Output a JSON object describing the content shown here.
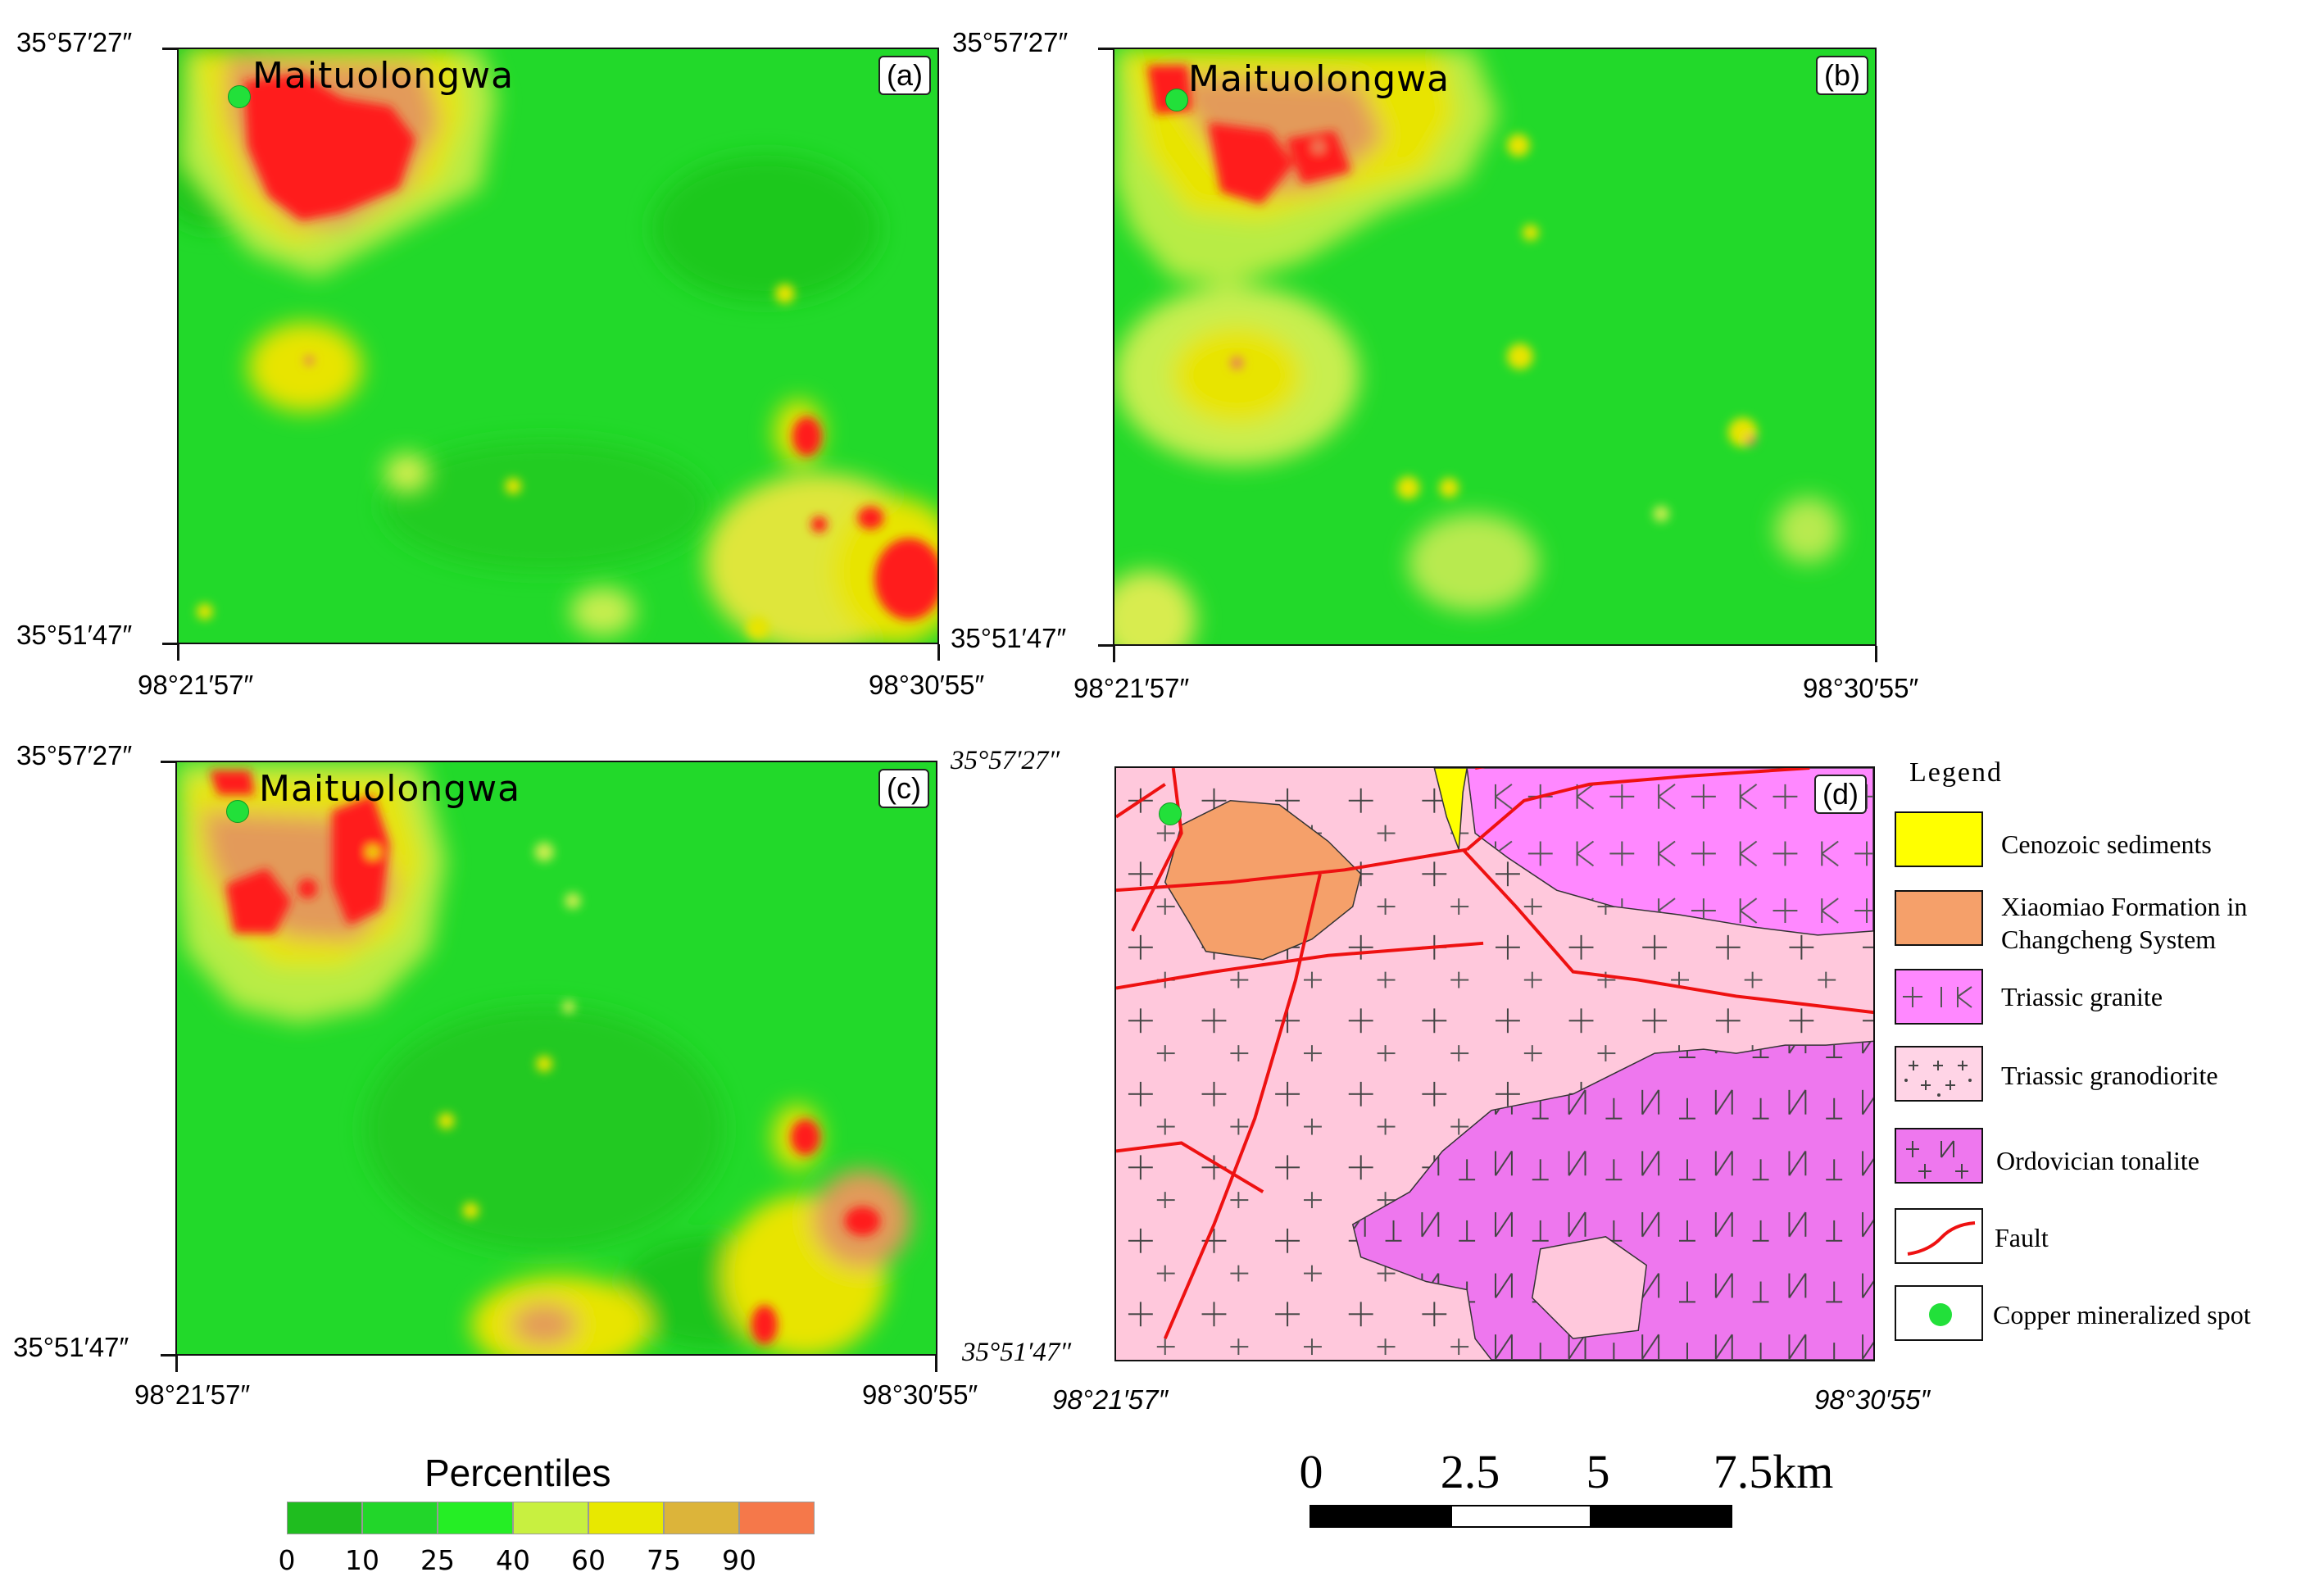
{
  "panels": {
    "a": {
      "label": "(a)",
      "site": "Maituolongwa"
    },
    "b": {
      "label": "(b)",
      "site": "Maituolongwa"
    },
    "c": {
      "label": "(c)",
      "site": "Maituolongwa"
    },
    "d": {
      "label": "(d)"
    }
  },
  "coords": {
    "north": "35°57′27″",
    "south": "35°51′47″",
    "west": "98°21′57″",
    "east": "98°30′55″"
  },
  "percentile_legend": {
    "title": "Percentiles",
    "ticks": [
      "0",
      "10",
      "25",
      "40",
      "60",
      "75",
      "90"
    ],
    "colors": [
      "#1fbd1f",
      "#22d62a",
      "#25ee25",
      "#c8f040",
      "#e8e800",
      "#dcb43a",
      "#f5784a"
    ]
  },
  "geology_legend": {
    "title": "Legend",
    "items": [
      {
        "name": "cenozoic",
        "label": "Cenozoic sediments",
        "color": "#ffff00"
      },
      {
        "name": "xiaomiao",
        "label_lines": [
          "Xiaomiao Formation in",
          "Changcheng System"
        ],
        "color": "#f5a06a"
      },
      {
        "name": "triassic-granite",
        "label": "Triassic granite",
        "color": "#ff88ff"
      },
      {
        "name": "triassic-granodiorite",
        "label": "Triassic granodiorite",
        "color": "#ffd4e6"
      },
      {
        "name": "ordovician-tonalite",
        "label": "Ordovician tonalite",
        "color": "#ee77ee"
      },
      {
        "name": "fault",
        "label": "Fault",
        "color": "#ee1111"
      },
      {
        "name": "copper-spot",
        "label": "Copper mineralized spot",
        "color": "#22e03a"
      }
    ]
  },
  "scale_bar": {
    "labels": [
      "0",
      "2.5",
      "5",
      "7.5km"
    ]
  }
}
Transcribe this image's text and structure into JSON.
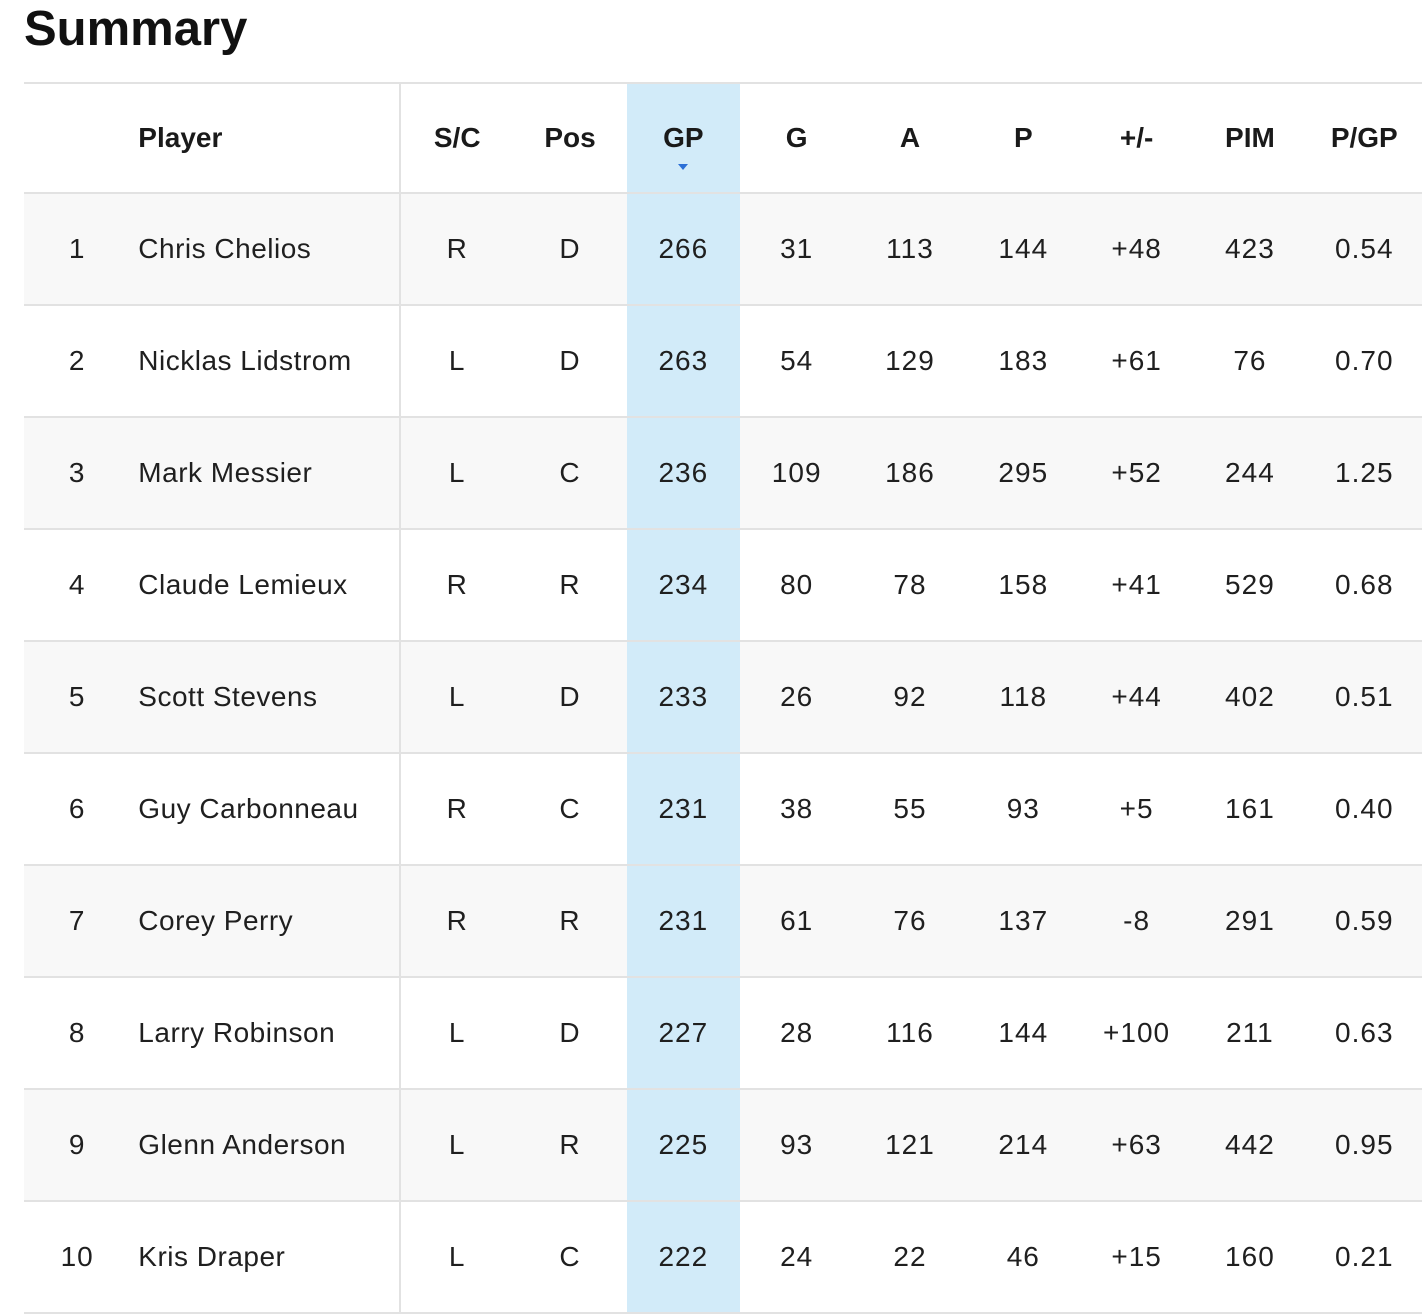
{
  "page": {
    "title": "Summary"
  },
  "table": {
    "columns": [
      {
        "key": "rank",
        "label": ""
      },
      {
        "key": "player",
        "label": "Player"
      },
      {
        "key": "sc",
        "label": "S/C"
      },
      {
        "key": "pos",
        "label": "Pos"
      },
      {
        "key": "gp",
        "label": "GP"
      },
      {
        "key": "g",
        "label": "G"
      },
      {
        "key": "a",
        "label": "A"
      },
      {
        "key": "p",
        "label": "P"
      },
      {
        "key": "pm",
        "label": "+/-"
      },
      {
        "key": "pim",
        "label": "PIM"
      },
      {
        "key": "pgp",
        "label": "P/GP"
      }
    ],
    "sorted_column": "GP",
    "sort_direction": "descending",
    "sort_icon": "caret-down-icon",
    "highlight_color": "#d2ebf9",
    "rows": [
      {
        "rank": "1",
        "player": "Chris Chelios",
        "sc": "R",
        "pos": "D",
        "gp": "266",
        "g": "31",
        "a": "113",
        "p": "144",
        "pm": "+48",
        "pim": "423",
        "pgp": "0.54"
      },
      {
        "rank": "2",
        "player": "Nicklas Lidstrom",
        "sc": "L",
        "pos": "D",
        "gp": "263",
        "g": "54",
        "a": "129",
        "p": "183",
        "pm": "+61",
        "pim": "76",
        "pgp": "0.70"
      },
      {
        "rank": "3",
        "player": "Mark Messier",
        "sc": "L",
        "pos": "C",
        "gp": "236",
        "g": "109",
        "a": "186",
        "p": "295",
        "pm": "+52",
        "pim": "244",
        "pgp": "1.25"
      },
      {
        "rank": "4",
        "player": "Claude Lemieux",
        "sc": "R",
        "pos": "R",
        "gp": "234",
        "g": "80",
        "a": "78",
        "p": "158",
        "pm": "+41",
        "pim": "529",
        "pgp": "0.68"
      },
      {
        "rank": "5",
        "player": "Scott Stevens",
        "sc": "L",
        "pos": "D",
        "gp": "233",
        "g": "26",
        "a": "92",
        "p": "118",
        "pm": "+44",
        "pim": "402",
        "pgp": "0.51"
      },
      {
        "rank": "6",
        "player": "Guy Carbonneau",
        "sc": "R",
        "pos": "C",
        "gp": "231",
        "g": "38",
        "a": "55",
        "p": "93",
        "pm": "+5",
        "pim": "161",
        "pgp": "0.40"
      },
      {
        "rank": "7",
        "player": "Corey Perry",
        "sc": "R",
        "pos": "R",
        "gp": "231",
        "g": "61",
        "a": "76",
        "p": "137",
        "pm": "-8",
        "pim": "291",
        "pgp": "0.59"
      },
      {
        "rank": "8",
        "player": "Larry Robinson",
        "sc": "L",
        "pos": "D",
        "gp": "227",
        "g": "28",
        "a": "116",
        "p": "144",
        "pm": "+100",
        "pim": "211",
        "pgp": "0.63"
      },
      {
        "rank": "9",
        "player": "Glenn Anderson",
        "sc": "L",
        "pos": "R",
        "gp": "225",
        "g": "93",
        "a": "121",
        "p": "214",
        "pm": "+63",
        "pim": "442",
        "pgp": "0.95"
      },
      {
        "rank": "10",
        "player": "Kris Draper",
        "sc": "L",
        "pos": "C",
        "gp": "222",
        "g": "24",
        "a": "22",
        "p": "46",
        "pm": "+15",
        "pim": "160",
        "pgp": "0.21"
      }
    ]
  }
}
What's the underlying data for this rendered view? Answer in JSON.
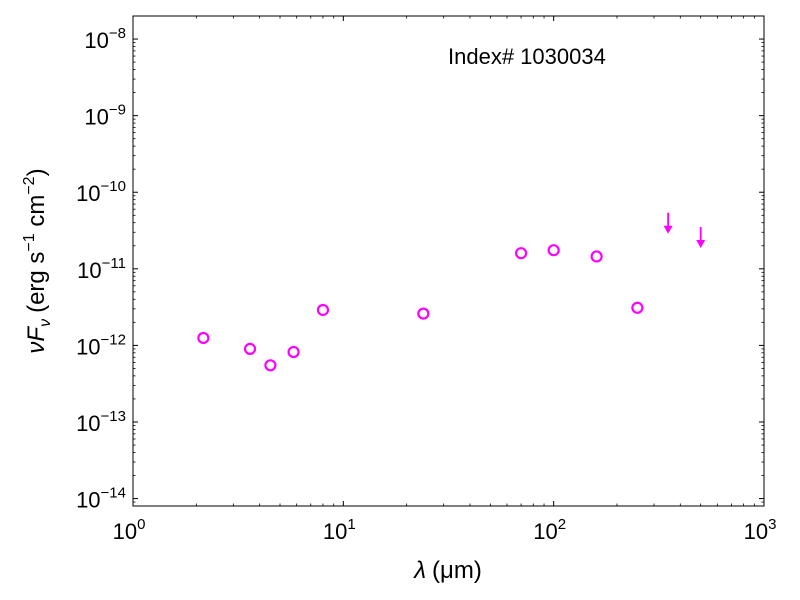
{
  "chart_data": {
    "type": "scatter",
    "annotation": "Index# 1030034",
    "xlabel": {
      "symbol": "λ",
      "unit": "(μm)"
    },
    "ylabel": {
      "prefix": "ν",
      "symbol": "F",
      "sub": "ν",
      "unit_a": "(erg s",
      "exp_a": "−1",
      "unit_b": " cm",
      "exp_b": "−2",
      "unit_c": ")"
    },
    "xscale": "log",
    "yscale": "log",
    "xlim": [
      1,
      1000
    ],
    "ylim": [
      8e-15,
      2e-08
    ],
    "x_ticks": [
      {
        "value": 1,
        "base": "10",
        "exp": "0"
      },
      {
        "value": 10,
        "base": "10",
        "exp": "1"
      },
      {
        "value": 100,
        "base": "10",
        "exp": "2"
      },
      {
        "value": 1000,
        "base": "10",
        "exp": "3"
      }
    ],
    "y_ticks": [
      {
        "value": 1e-14,
        "base": "10",
        "exp": "−14"
      },
      {
        "value": 1e-13,
        "base": "10",
        "exp": "−13"
      },
      {
        "value": 1e-12,
        "base": "10",
        "exp": "−12"
      },
      {
        "value": 1e-11,
        "base": "10",
        "exp": "−11"
      },
      {
        "value": 1e-10,
        "base": "10",
        "exp": "−10"
      },
      {
        "value": 1e-09,
        "base": "10",
        "exp": "−9"
      },
      {
        "value": 1e-08,
        "base": "10",
        "exp": "−8"
      }
    ],
    "grid": false,
    "color": "#ff00ff",
    "series": [
      {
        "marker": "open-circle",
        "points": [
          {
            "x": 2.16,
            "y": 1.25e-12
          },
          {
            "x": 3.6,
            "y": 9e-13
          },
          {
            "x": 4.5,
            "y": 5.5e-13
          },
          {
            "x": 5.8,
            "y": 8.2e-13
          },
          {
            "x": 8.0,
            "y": 2.9e-12
          },
          {
            "x": 24,
            "y": 2.6e-12
          },
          {
            "x": 70,
            "y": 1.6e-11
          },
          {
            "x": 100,
            "y": 1.75e-11
          },
          {
            "x": 160,
            "y": 1.45e-11
          },
          {
            "x": 250,
            "y": 3.1e-12
          }
        ]
      },
      {
        "marker": "upper-limit-arrow",
        "points": [
          {
            "x": 350,
            "y": 4e-11
          },
          {
            "x": 500,
            "y": 2.6e-11
          }
        ]
      }
    ]
  }
}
☆ ☆ ☆
## [WHAT TO DO]
Look over the listing above. Pick out and copy every line that includes "spot".

## [SOLUTION]
        "name": "copper-spot",
        "label": "Copper mineralized spot",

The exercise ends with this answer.